> Problem to solve: Reproduce the records that follow in full, excluding any picture they contain.

Records from a collection:
+++

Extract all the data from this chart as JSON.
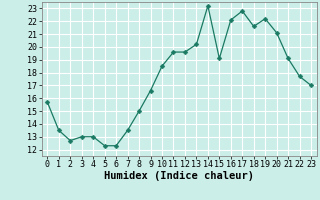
{
  "x": [
    0,
    1,
    2,
    3,
    4,
    5,
    6,
    7,
    8,
    9,
    10,
    11,
    12,
    13,
    14,
    15,
    16,
    17,
    18,
    19,
    20,
    21,
    22,
    23
  ],
  "y": [
    15.7,
    13.5,
    12.7,
    13.0,
    13.0,
    12.3,
    12.3,
    13.5,
    15.0,
    16.6,
    18.5,
    19.6,
    19.6,
    20.2,
    23.2,
    19.1,
    22.1,
    22.8,
    21.6,
    22.2,
    21.1,
    19.1,
    17.7,
    17.0
  ],
  "line_color": "#1a7a63",
  "marker": "D",
  "marker_size": 2.5,
  "bg_color": "#cceee8",
  "grid_color": "#ffffff",
  "xlabel": "Humidex (Indice chaleur)",
  "ylim": [
    11.5,
    23.5
  ],
  "xlim": [
    -0.5,
    23.5
  ],
  "yticks": [
    12,
    13,
    14,
    15,
    16,
    17,
    18,
    19,
    20,
    21,
    22,
    23
  ],
  "xticks": [
    0,
    1,
    2,
    3,
    4,
    5,
    6,
    7,
    8,
    9,
    10,
    11,
    12,
    13,
    14,
    15,
    16,
    17,
    18,
    19,
    20,
    21,
    22,
    23
  ],
  "tick_fontsize": 6,
  "xlabel_fontsize": 7.5
}
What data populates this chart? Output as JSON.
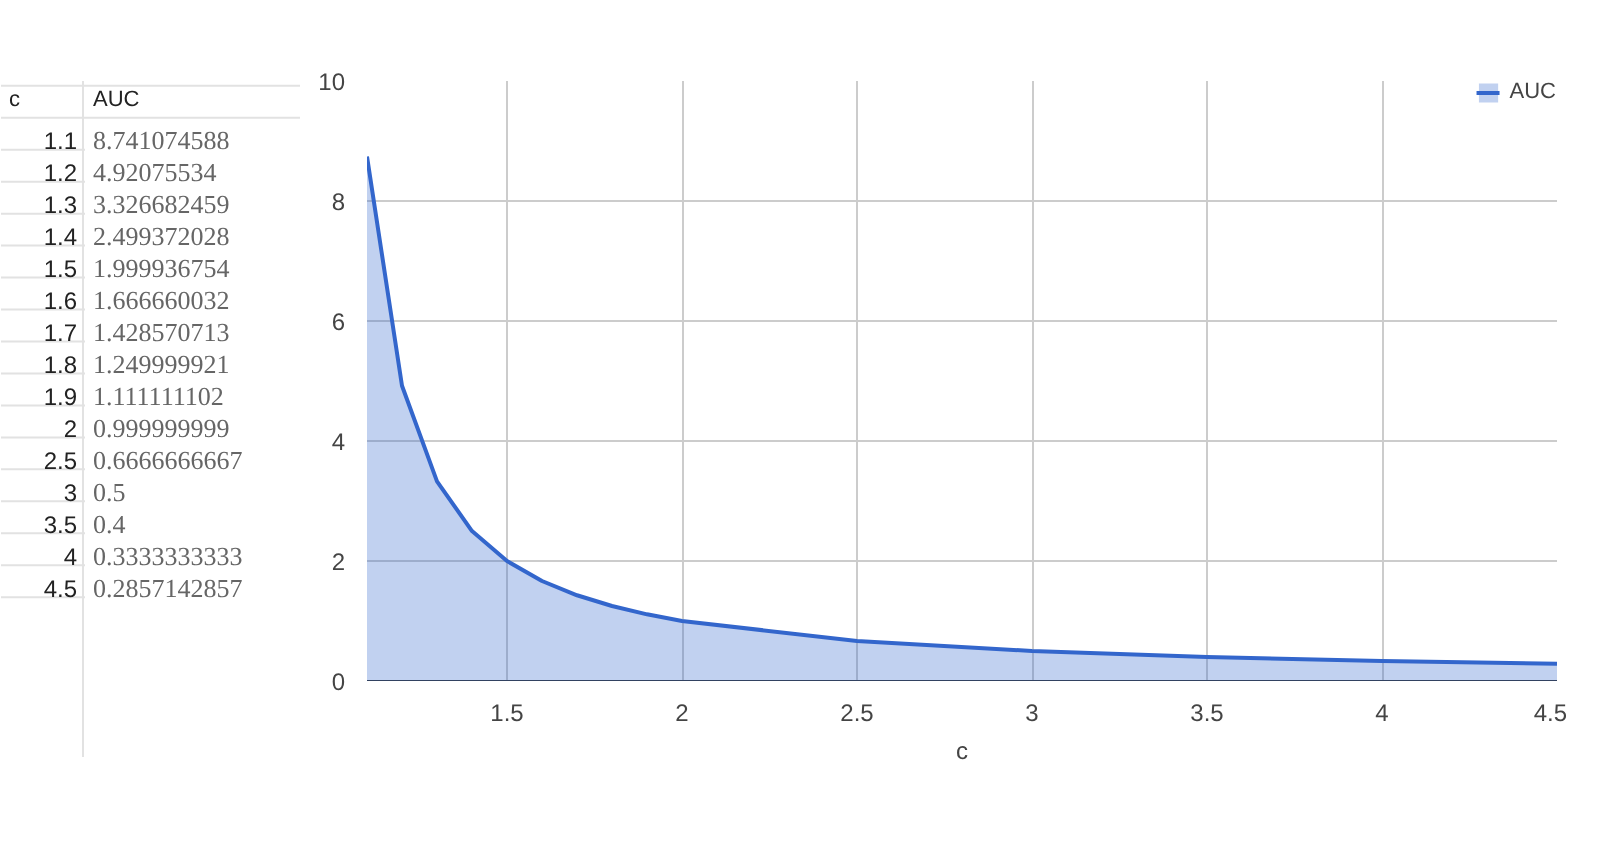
{
  "chart_data": [
    {
      "type": "heatmap",
      "ylabel": "c",
      "categories": [
        "AUC"
      ],
      "y_categories": [
        "1.1",
        "1.2",
        "1.3",
        "1.4",
        "1.5",
        "1.6",
        "1.7",
        "1.8",
        "1.9",
        "2",
        "2.5",
        "3",
        "3.5",
        "4",
        "4.5"
      ],
      "cells": [
        [
          8.741074588
        ],
        [
          4.92075534
        ],
        [
          3.326682459
        ],
        [
          2.499372028
        ],
        [
          1.999936754
        ],
        [
          1.666660032
        ],
        [
          1.428570713
        ],
        [
          1.249999921
        ],
        [
          1.111111102
        ],
        [
          0.999999999
        ],
        [
          0.6666666667
        ],
        [
          0.5
        ],
        [
          0.4
        ],
        [
          0.3333333333
        ],
        [
          0.2857142857
        ]
      ],
      "cell_labels": [
        [
          "8.741074588"
        ],
        [
          "4.92075534"
        ],
        [
          "3.326682459"
        ],
        [
          "2.499372028"
        ],
        [
          "1.999936754"
        ],
        [
          "1.666660032"
        ],
        [
          "1.428570713"
        ],
        [
          "1.249999921"
        ],
        [
          "1.111111102"
        ],
        [
          "0.999999999"
        ],
        [
          "0.6666666667"
        ],
        [
          "0.5"
        ],
        [
          "0.4"
        ],
        [
          "0.3333333333"
        ],
        [
          "0.2857142857"
        ]
      ]
    },
    {
      "type": "area",
      "xlabel": "c",
      "x": [
        1.1,
        1.2,
        1.3,
        1.4,
        1.5,
        1.6,
        1.7,
        1.8,
        1.9,
        2,
        2.5,
        3,
        3.5,
        4,
        4.5
      ],
      "series": [
        {
          "name": "AUC",
          "color": "#3366cc",
          "values": [
            8.741074588,
            4.92075534,
            3.326682459,
            2.499372028,
            1.999936754,
            1.666660032,
            1.428570713,
            1.249999921,
            1.111111102,
            0.999999999,
            0.6666666667,
            0.5,
            0.4,
            0.3333333333,
            0.2857142857
          ]
        }
      ],
      "xlim": [
        1.1,
        4.5
      ],
      "xticks": [
        1.5,
        2,
        2.5,
        3,
        3.5,
        4,
        4.5
      ],
      "ylim": [
        0,
        10
      ],
      "yticks": [
        0,
        2,
        4,
        6,
        8,
        10
      ],
      "grid": true,
      "legend": "top right"
    }
  ]
}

+++

> Full solution:
Extract all the data from this chart as JSON.
{
  "x": [
    0,
    1,
    2,
    3,
    4,
    5,
    6,
    7,
    8,
    9,
    10,
    11,
    12,
    13,
    14,
    15,
    16,
    17,
    18,
    19,
    20,
    21,
    22,
    23
  ],
  "y": [
    15.7,
    13.5,
    12.7,
    13.0,
    13.0,
    12.3,
    12.3,
    13.5,
    15.0,
    16.6,
    18.5,
    19.6,
    19.6,
    20.2,
    23.2,
    19.1,
    22.1,
    22.8,
    21.6,
    22.2,
    21.1,
    19.1,
    17.7,
    17.0
  ],
  "line_color": "#1a7a63",
  "marker": "D",
  "marker_size": 2.5,
  "bg_color": "#cceee8",
  "grid_color": "#ffffff",
  "xlabel": "Humidex (Indice chaleur)",
  "ylim": [
    11.5,
    23.5
  ],
  "xlim": [
    -0.5,
    23.5
  ],
  "yticks": [
    12,
    13,
    14,
    15,
    16,
    17,
    18,
    19,
    20,
    21,
    22,
    23
  ],
  "xticks": [
    0,
    1,
    2,
    3,
    4,
    5,
    6,
    7,
    8,
    9,
    10,
    11,
    12,
    13,
    14,
    15,
    16,
    17,
    18,
    19,
    20,
    21,
    22,
    23
  ],
  "tick_fontsize": 6,
  "xlabel_fontsize": 7.5
}
What data populates this chart? Output as JSON.
{
  "chart_data": [
    {
      "type": "heatmap",
      "ylabel": "c",
      "categories": [
        "AUC"
      ],
      "y_categories": [
        "1.1",
        "1.2",
        "1.3",
        "1.4",
        "1.5",
        "1.6",
        "1.7",
        "1.8",
        "1.9",
        "2",
        "2.5",
        "3",
        "3.5",
        "4",
        "4.5"
      ],
      "cells": [
        [
          8.741074588
        ],
        [
          4.92075534
        ],
        [
          3.326682459
        ],
        [
          2.499372028
        ],
        [
          1.999936754
        ],
        [
          1.666660032
        ],
        [
          1.428570713
        ],
        [
          1.249999921
        ],
        [
          1.111111102
        ],
        [
          0.999999999
        ],
        [
          0.6666666667
        ],
        [
          0.5
        ],
        [
          0.4
        ],
        [
          0.3333333333
        ],
        [
          0.2857142857
        ]
      ],
      "cell_labels": [
        [
          "8.741074588"
        ],
        [
          "4.92075534"
        ],
        [
          "3.326682459"
        ],
        [
          "2.499372028"
        ],
        [
          "1.999936754"
        ],
        [
          "1.666660032"
        ],
        [
          "1.428570713"
        ],
        [
          "1.249999921"
        ],
        [
          "1.111111102"
        ],
        [
          "0.999999999"
        ],
        [
          "0.6666666667"
        ],
        [
          "0.5"
        ],
        [
          "0.4"
        ],
        [
          "0.3333333333"
        ],
        [
          "0.2857142857"
        ]
      ]
    },
    {
      "type": "area",
      "xlabel": "c",
      "x": [
        1.1,
        1.2,
        1.3,
        1.4,
        1.5,
        1.6,
        1.7,
        1.8,
        1.9,
        2,
        2.5,
        3,
        3.5,
        4,
        4.5
      ],
      "series": [
        {
          "name": "AUC",
          "color": "#3366cc",
          "values": [
            8.741074588,
            4.92075534,
            3.326682459,
            2.499372028,
            1.999936754,
            1.666660032,
            1.428570713,
            1.249999921,
            1.111111102,
            0.999999999,
            0.6666666667,
            0.5,
            0.4,
            0.3333333333,
            0.2857142857
          ]
        }
      ],
      "xlim": [
        1.1,
        4.5
      ],
      "xticks": [
        1.5,
        2,
        2.5,
        3,
        3.5,
        4,
        4.5
      ],
      "ylim": [
        0,
        10
      ],
      "yticks": [
        0,
        2,
        4,
        6,
        8,
        10
      ],
      "grid": true,
      "legend": "top right"
    }
  ]
}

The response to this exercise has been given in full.